§ **SET TASK**: Work out how many lines hold the string "εκπαιδευτικών". Give that number and nothing more.

§ **SOURCE MATERIAL**:
☆ ☆ ☆ ☆ ☆

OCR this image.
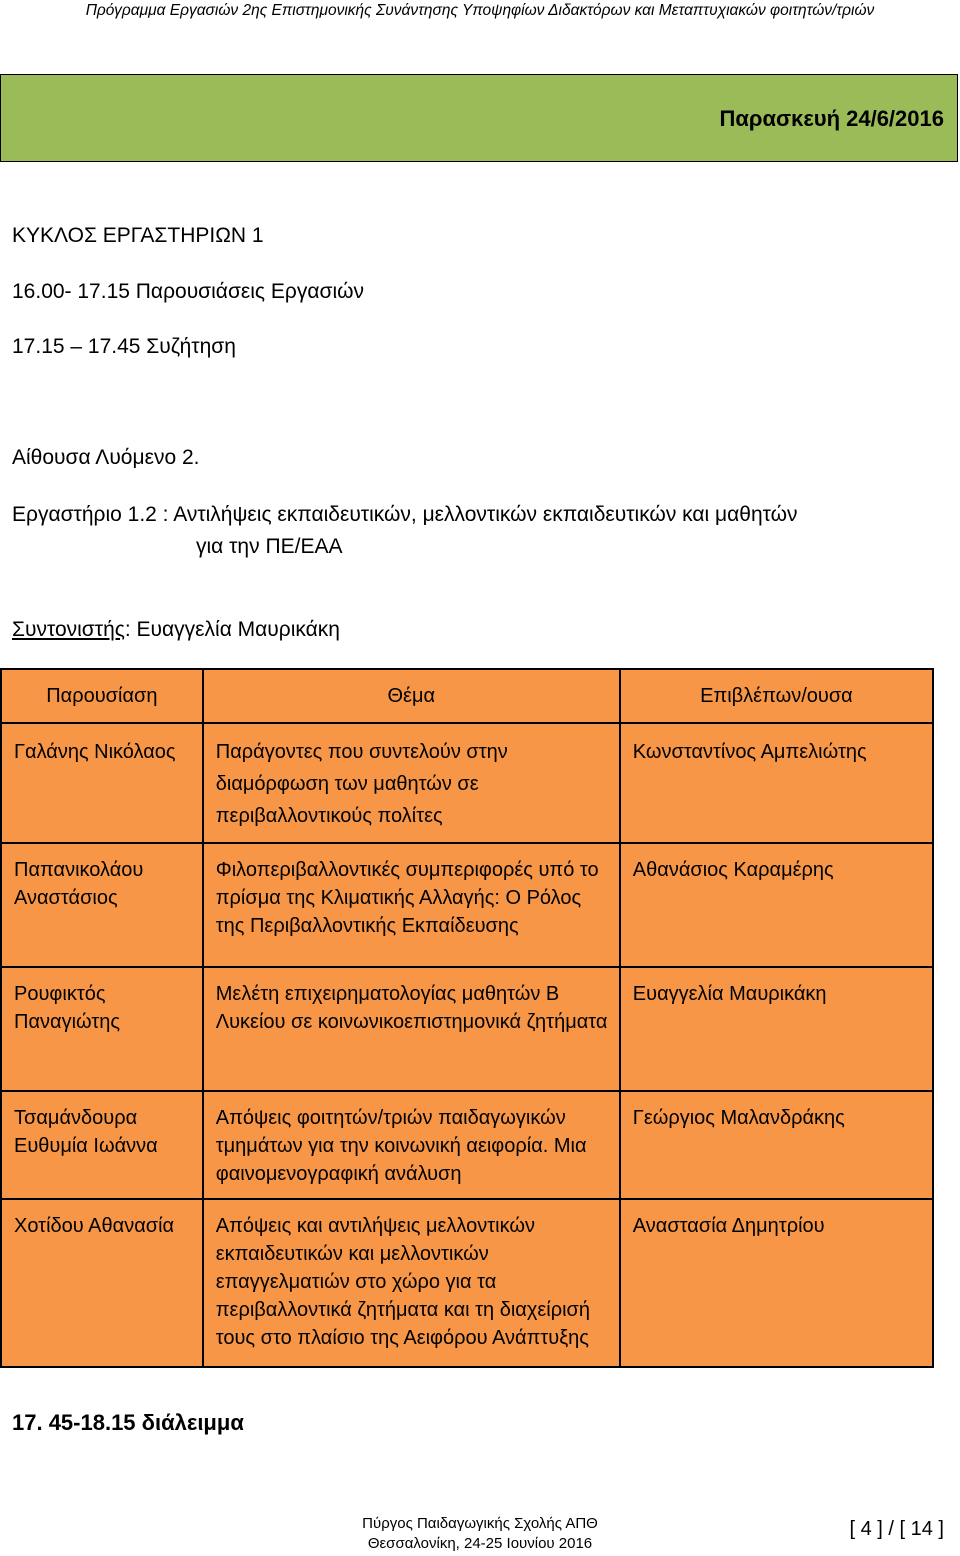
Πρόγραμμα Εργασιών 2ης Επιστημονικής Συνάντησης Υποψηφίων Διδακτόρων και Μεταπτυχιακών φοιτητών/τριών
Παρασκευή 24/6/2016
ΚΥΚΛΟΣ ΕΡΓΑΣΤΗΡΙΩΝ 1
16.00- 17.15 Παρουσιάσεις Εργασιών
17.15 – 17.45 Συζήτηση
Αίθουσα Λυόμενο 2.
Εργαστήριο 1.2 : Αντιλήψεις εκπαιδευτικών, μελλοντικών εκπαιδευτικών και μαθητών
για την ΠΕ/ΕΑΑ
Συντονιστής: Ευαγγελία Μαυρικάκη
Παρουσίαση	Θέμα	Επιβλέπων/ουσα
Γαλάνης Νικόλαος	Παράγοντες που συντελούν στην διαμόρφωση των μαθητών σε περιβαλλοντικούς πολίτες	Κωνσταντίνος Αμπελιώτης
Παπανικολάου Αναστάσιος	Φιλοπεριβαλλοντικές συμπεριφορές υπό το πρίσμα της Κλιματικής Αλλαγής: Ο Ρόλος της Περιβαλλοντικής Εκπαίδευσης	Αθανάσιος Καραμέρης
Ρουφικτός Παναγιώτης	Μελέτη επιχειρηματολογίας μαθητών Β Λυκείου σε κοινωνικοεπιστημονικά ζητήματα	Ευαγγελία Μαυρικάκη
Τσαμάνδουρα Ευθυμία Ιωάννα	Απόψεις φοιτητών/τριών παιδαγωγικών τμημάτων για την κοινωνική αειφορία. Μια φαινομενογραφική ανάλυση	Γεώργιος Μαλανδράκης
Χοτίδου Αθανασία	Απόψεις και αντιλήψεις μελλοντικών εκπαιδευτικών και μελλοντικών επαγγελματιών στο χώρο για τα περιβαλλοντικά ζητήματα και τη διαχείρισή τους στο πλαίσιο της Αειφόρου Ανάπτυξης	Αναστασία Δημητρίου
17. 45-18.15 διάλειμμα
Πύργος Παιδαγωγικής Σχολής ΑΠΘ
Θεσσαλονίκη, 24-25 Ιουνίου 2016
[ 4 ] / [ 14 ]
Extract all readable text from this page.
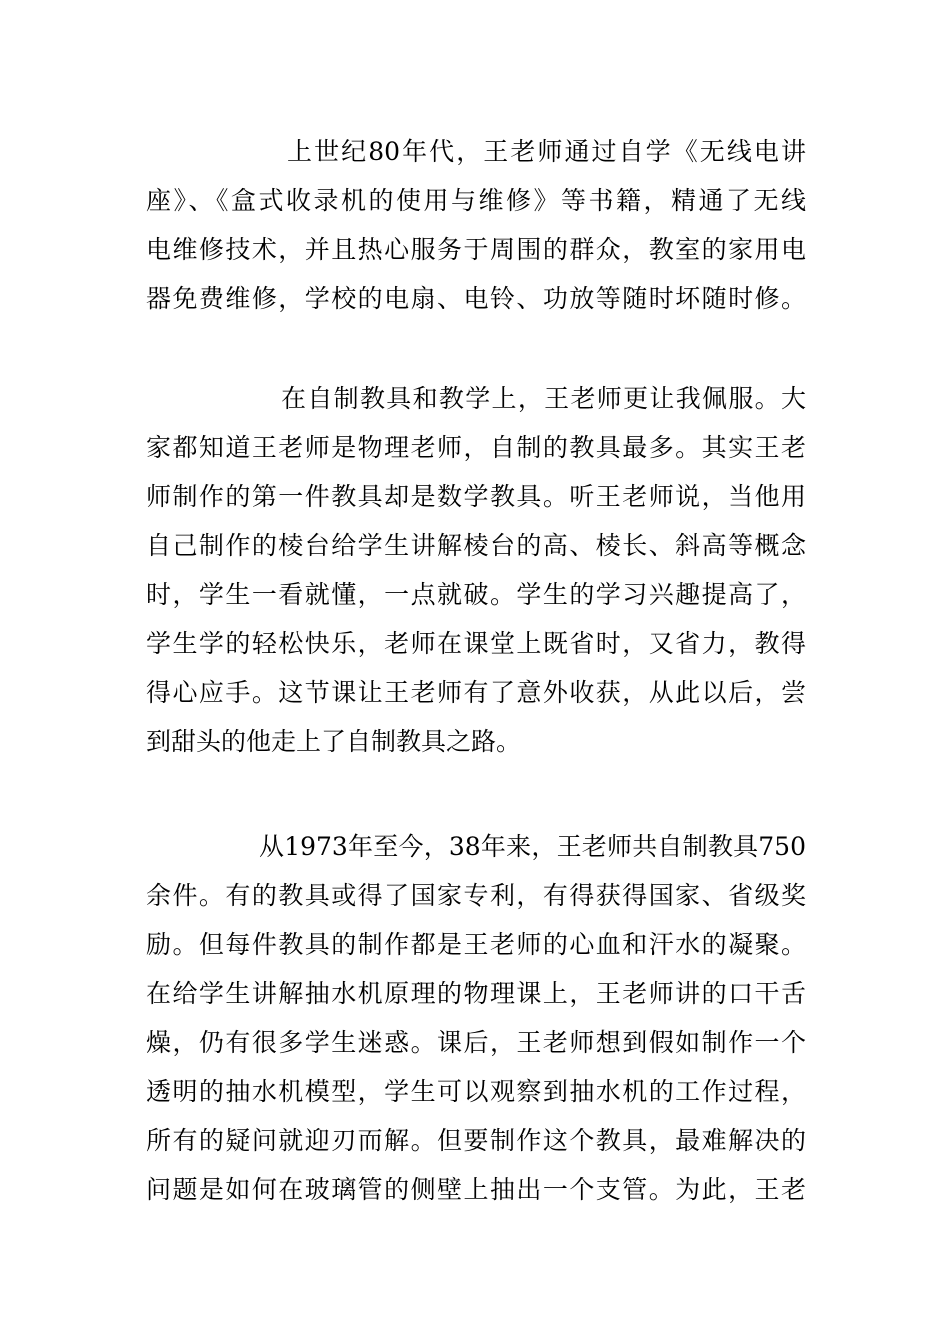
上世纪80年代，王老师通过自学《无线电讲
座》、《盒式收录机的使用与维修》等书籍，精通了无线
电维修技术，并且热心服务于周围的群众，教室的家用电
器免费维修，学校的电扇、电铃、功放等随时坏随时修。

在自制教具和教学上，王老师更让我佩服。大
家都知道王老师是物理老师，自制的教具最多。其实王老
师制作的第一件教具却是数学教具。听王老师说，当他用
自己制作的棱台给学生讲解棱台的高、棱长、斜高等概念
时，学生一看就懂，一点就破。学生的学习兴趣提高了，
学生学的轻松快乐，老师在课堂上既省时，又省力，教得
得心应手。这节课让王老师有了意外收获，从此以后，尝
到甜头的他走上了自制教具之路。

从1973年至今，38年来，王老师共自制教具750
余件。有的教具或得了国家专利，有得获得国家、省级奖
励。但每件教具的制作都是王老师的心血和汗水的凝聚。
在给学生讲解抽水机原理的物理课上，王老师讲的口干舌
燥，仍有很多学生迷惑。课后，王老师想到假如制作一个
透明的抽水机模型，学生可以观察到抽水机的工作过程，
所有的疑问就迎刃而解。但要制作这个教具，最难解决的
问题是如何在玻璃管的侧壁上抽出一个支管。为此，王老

☆ ☆ ☆ ☆ ☆

§ **OUTPUT BELOW**: 2